** Start DATA TO USE **
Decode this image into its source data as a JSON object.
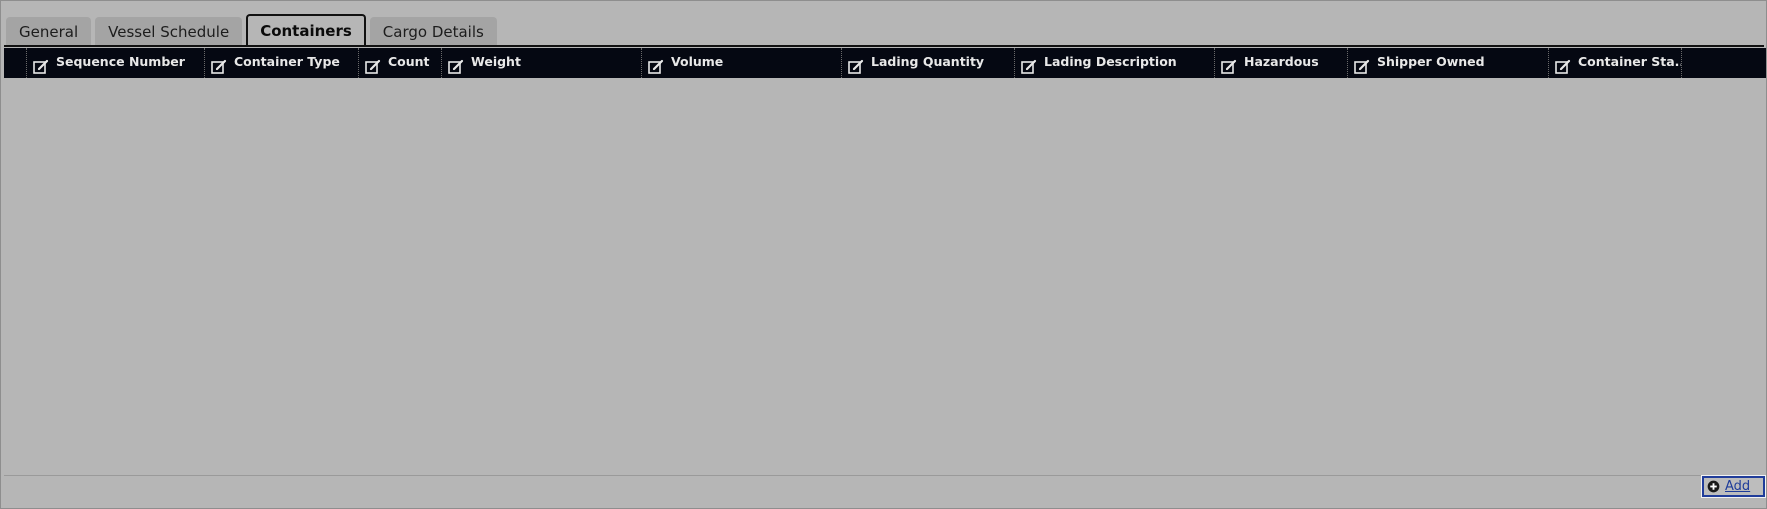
{
  "tabs": [
    {
      "label": "General",
      "active": false
    },
    {
      "label": "Vessel Schedule",
      "active": false
    },
    {
      "label": "Containers",
      "active": true
    },
    {
      "label": "Cargo Details",
      "active": false
    }
  ],
  "grid": {
    "columns": [
      {
        "label": "Sequence Number",
        "icon": "edit-icon"
      },
      {
        "label": "Container Type",
        "icon": "edit-icon"
      },
      {
        "label": "Count",
        "icon": "edit-icon"
      },
      {
        "label": "Weight",
        "icon": "edit-icon"
      },
      {
        "label": "Volume",
        "icon": "edit-icon"
      },
      {
        "label": "Lading Quantity",
        "icon": "edit-icon"
      },
      {
        "label": "Lading Description",
        "icon": "edit-icon"
      },
      {
        "label": "Hazardous",
        "icon": "edit-icon"
      },
      {
        "label": "Shipper Owned",
        "icon": "edit-icon"
      },
      {
        "label": "Container Sta...",
        "icon": "edit-icon"
      }
    ],
    "rows": []
  },
  "footer": {
    "add_label": "Add",
    "add_icon": "plus-circle-icon"
  },
  "colors": {
    "header_bg": "#050812",
    "link": "#1e3c9a",
    "panel_bg": "#b6b6b6"
  }
}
** End DATA TO USE **
Reproduce the data word for word, excluding its pictures.

* RIGHT ANSWER:
Decode this image into its source data as a JSON object.
{
  "tabs": [
    {
      "label": "General",
      "active": false
    },
    {
      "label": "Vessel Schedule",
      "active": false
    },
    {
      "label": "Containers",
      "active": true
    },
    {
      "label": "Cargo Details",
      "active": false
    }
  ],
  "grid": {
    "columns": [
      {
        "label": "Sequence Number",
        "icon": "edit-icon"
      },
      {
        "label": "Container Type",
        "icon": "edit-icon"
      },
      {
        "label": "Count",
        "icon": "edit-icon"
      },
      {
        "label": "Weight",
        "icon": "edit-icon"
      },
      {
        "label": "Volume",
        "icon": "edit-icon"
      },
      {
        "label": "Lading Quantity",
        "icon": "edit-icon"
      },
      {
        "label": "Lading Description",
        "icon": "edit-icon"
      },
      {
        "label": "Hazardous",
        "icon": "edit-icon"
      },
      {
        "label": "Shipper Owned",
        "icon": "edit-icon"
      },
      {
        "label": "Container Sta...",
        "icon": "edit-icon"
      }
    ],
    "rows": []
  },
  "footer": {
    "add_label": "Add",
    "add_icon": "plus-circle-icon"
  },
  "colors": {
    "header_bg": "#050812",
    "link": "#1e3c9a",
    "panel_bg": "#b6b6b6"
  }
}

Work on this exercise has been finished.